Aim of the task
Count the lines below that contain the word "suis", and reply with that number alone.

====== Data for this exercise

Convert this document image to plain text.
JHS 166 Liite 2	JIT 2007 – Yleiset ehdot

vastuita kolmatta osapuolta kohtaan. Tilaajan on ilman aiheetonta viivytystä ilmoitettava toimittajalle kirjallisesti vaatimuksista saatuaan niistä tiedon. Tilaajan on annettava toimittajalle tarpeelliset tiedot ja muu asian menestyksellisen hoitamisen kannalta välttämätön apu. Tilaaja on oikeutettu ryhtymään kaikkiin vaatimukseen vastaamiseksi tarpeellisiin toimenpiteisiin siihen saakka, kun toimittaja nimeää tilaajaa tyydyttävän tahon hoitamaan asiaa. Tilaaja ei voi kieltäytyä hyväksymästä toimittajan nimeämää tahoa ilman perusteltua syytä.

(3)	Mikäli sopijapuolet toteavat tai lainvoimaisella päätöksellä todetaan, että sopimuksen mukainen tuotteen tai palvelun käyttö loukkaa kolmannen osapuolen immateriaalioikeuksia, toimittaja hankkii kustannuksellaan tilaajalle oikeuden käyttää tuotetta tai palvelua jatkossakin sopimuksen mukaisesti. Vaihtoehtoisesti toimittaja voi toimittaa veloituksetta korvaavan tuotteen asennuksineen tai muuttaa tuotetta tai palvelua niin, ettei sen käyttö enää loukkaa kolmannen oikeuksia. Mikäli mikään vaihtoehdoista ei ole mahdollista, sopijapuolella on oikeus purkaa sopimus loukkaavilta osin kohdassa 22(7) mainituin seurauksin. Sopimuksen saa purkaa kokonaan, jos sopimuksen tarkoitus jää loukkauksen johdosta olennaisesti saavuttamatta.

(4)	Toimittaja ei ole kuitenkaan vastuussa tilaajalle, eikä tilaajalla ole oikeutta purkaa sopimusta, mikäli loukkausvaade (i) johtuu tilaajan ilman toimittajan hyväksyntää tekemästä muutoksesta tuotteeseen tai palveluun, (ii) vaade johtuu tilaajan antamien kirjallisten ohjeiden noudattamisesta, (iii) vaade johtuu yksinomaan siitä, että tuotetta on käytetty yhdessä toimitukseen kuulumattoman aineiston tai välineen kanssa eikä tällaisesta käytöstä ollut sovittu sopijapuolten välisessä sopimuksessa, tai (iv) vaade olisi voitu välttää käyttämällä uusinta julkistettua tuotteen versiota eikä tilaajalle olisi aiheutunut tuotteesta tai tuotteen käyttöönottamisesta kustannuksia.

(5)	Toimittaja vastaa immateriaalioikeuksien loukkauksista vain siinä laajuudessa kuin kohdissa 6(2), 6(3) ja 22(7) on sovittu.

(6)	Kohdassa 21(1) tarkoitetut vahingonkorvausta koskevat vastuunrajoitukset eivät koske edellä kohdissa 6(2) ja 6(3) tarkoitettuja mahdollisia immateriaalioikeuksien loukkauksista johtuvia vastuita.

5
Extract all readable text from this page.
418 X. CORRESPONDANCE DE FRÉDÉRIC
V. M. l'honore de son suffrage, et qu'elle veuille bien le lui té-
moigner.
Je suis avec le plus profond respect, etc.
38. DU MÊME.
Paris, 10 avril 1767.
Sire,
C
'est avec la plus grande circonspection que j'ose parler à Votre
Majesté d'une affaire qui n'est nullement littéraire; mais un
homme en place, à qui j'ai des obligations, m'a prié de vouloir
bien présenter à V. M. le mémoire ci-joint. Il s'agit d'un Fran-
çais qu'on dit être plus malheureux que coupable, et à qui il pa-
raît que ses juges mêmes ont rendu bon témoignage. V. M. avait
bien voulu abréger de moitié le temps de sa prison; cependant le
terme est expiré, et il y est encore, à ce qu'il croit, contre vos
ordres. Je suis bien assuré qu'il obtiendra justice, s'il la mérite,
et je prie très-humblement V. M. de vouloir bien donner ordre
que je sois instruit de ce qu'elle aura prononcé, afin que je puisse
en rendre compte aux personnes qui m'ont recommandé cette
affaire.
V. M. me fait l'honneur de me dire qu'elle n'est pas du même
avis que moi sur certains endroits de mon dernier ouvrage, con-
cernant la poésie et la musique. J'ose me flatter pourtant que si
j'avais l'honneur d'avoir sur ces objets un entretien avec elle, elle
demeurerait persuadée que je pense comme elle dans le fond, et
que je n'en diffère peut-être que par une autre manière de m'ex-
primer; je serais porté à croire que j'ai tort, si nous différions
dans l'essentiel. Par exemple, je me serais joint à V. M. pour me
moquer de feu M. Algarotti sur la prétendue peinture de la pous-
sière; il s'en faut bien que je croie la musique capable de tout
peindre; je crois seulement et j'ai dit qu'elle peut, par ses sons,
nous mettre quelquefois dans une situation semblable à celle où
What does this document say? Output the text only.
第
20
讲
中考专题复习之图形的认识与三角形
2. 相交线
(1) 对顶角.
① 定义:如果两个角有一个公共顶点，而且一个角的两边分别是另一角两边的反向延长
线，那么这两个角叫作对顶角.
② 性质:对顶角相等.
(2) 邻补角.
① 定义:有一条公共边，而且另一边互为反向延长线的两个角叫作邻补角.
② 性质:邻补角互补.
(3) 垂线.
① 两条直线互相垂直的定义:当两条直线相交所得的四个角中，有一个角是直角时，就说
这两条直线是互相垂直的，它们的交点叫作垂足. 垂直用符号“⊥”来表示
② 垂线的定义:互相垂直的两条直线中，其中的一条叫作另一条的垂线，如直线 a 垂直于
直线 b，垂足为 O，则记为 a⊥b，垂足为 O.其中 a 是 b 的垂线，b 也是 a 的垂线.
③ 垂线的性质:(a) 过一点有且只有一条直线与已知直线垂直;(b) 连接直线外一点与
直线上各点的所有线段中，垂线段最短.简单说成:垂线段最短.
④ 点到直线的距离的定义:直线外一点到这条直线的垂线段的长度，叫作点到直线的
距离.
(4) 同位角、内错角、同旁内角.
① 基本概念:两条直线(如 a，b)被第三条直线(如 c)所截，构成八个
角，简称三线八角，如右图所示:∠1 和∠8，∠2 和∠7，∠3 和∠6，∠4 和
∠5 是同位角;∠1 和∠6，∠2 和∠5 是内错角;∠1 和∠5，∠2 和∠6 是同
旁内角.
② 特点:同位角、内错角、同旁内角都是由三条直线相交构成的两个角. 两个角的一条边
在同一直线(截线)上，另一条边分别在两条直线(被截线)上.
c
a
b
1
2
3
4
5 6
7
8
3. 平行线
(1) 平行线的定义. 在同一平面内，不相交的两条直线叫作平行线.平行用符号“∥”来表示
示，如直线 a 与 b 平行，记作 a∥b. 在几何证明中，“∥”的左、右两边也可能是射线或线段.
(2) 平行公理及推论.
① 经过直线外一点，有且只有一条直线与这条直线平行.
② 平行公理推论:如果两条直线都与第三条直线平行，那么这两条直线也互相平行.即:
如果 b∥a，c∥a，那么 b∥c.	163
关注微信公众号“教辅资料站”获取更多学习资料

============

Solution
2